What the task requires » Below are some entries; can you quote all of them exactly?

Data excerpts
Begin
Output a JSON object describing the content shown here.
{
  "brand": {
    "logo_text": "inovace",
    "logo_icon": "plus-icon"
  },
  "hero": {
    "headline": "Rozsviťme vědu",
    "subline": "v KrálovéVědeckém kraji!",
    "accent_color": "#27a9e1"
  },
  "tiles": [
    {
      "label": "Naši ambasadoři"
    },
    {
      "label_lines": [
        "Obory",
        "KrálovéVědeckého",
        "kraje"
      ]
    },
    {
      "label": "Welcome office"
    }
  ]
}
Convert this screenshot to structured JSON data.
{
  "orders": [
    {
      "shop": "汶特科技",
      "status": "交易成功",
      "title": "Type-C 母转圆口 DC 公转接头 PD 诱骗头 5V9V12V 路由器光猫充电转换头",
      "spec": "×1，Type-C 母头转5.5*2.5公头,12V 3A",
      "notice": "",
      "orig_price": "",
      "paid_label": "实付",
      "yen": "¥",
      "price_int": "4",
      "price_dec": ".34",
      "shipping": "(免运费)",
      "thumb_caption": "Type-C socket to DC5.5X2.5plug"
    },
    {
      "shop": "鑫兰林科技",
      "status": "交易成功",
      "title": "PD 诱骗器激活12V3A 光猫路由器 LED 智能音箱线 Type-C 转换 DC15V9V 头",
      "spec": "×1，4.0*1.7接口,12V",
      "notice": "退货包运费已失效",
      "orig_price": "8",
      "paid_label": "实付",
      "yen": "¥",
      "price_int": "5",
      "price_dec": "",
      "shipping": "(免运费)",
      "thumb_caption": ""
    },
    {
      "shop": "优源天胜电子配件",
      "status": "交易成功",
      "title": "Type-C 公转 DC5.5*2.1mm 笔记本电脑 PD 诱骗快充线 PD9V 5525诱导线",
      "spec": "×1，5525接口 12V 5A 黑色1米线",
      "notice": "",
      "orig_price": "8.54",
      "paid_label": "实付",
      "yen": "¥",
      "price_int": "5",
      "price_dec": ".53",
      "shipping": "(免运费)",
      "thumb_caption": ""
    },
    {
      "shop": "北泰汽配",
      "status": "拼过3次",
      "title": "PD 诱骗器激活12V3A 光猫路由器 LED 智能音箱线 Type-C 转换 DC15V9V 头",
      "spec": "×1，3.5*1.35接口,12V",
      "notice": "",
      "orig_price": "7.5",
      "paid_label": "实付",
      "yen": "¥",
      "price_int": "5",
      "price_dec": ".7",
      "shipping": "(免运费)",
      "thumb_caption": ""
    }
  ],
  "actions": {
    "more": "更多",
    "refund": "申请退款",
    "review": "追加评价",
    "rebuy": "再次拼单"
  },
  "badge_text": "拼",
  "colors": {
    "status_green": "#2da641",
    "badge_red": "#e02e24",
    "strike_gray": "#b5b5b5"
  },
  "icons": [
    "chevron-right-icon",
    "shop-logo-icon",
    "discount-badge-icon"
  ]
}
End
Expected answer »
Output a JSON object describing the content shown here.
{
  "brand": {
    "logo_text": "inovace",
    "logo_icon": "plus-icon"
  },
  "hero": {
    "headline": "Rozsviťme vědu",
    "subline": "v KrálovéVědeckém kraji!",
    "accent_color": "#27a9e1"
  },
  "tiles": [
    {
      "label": "Naši ambasadoři"
    },
    {
      "label_lines": [
        "Obory",
        "KrálovéVědeckého",
        "kraje"
      ]
    },
    {
      "label": "Welcome office"
    }
  ]
}
Convert this screenshot to structured JSON data.
{
  "orders": [
    {
      "shop": "汶特科技",
      "status": "交易成功",
      "title": "Type-C 母转圆口 DC 公转接头 PD 诱骗头 5V9V12V 路由器光猫充电转换头",
      "spec": "×1，Type-C 母头转5.5*2.5公头,12V 3A",
      "notice": "",
      "orig_price": "",
      "paid_label": "实付",
      "yen": "¥",
      "price_int": "4",
      "price_dec": ".34",
      "shipping": "(免运费)",
      "thumb_caption": "Type-C socket to DC5.5X2.5plug"
    },
    {
      "shop": "鑫兰林科技",
      "status": "交易成功",
      "title": "PD 诱骗器激活12V3A 光猫路由器 LED 智能音箱线 Type-C 转换 DC15V9V 头",
      "spec": "×1，4.0*1.7接口,12V",
      "notice": "退货包运费已失效",
      "orig_price": "8",
      "paid_label": "实付",
      "yen": "¥",
      "price_int": "5",
      "price_dec": "",
      "shipping": "(免运费)",
      "thumb_caption": ""
    },
    {
      "shop": "优源天胜电子配件",
      "status": "交易成功",
      "title": "Type-C 公转 DC5.5*2.1mm 笔记本电脑 PD 诱骗快充线 PD9V 5525诱导线",
      "spec": "×1，5525接口 12V 5A 黑色1米线",
      "notice": "",
      "orig_price": "8.54",
      "paid_label": "实付",
      "yen": "¥",
      "price_int": "5",
      "price_dec": ".53",
      "shipping": "(免运费)",
      "thumb_caption": ""
    },
    {
      "shop": "北泰汽配",
      "status": "拼过3次",
      "title": "PD 诱骗器激活12V3A 光猫路由器 LED 智能音箱线 Type-C 转换 DC15V9V 头",
      "spec": "×1，3.5*1.35接口,12V",
      "notice": "",
      "orig_price": "7.5",
      "paid_label": "实付",
      "yen": "¥",
      "price_int": "5",
      "price_dec": ".7",
      "shipping": "(免运费)",
      "thumb_caption": ""
    }
  ],
  "actions": {
    "more": "更多",
    "refund": "申请退款",
    "review": "追加评价",
    "rebuy": "再次拼单"
  },
  "badge_text": "拼",
  "colors": {
    "status_green": "#2da641",
    "badge_red": "#e02e24",
    "strike_gray": "#b5b5b5"
  },
  "icons": [
    "chevron-right-icon",
    "shop-logo-icon",
    "discount-badge-icon"
  ]
}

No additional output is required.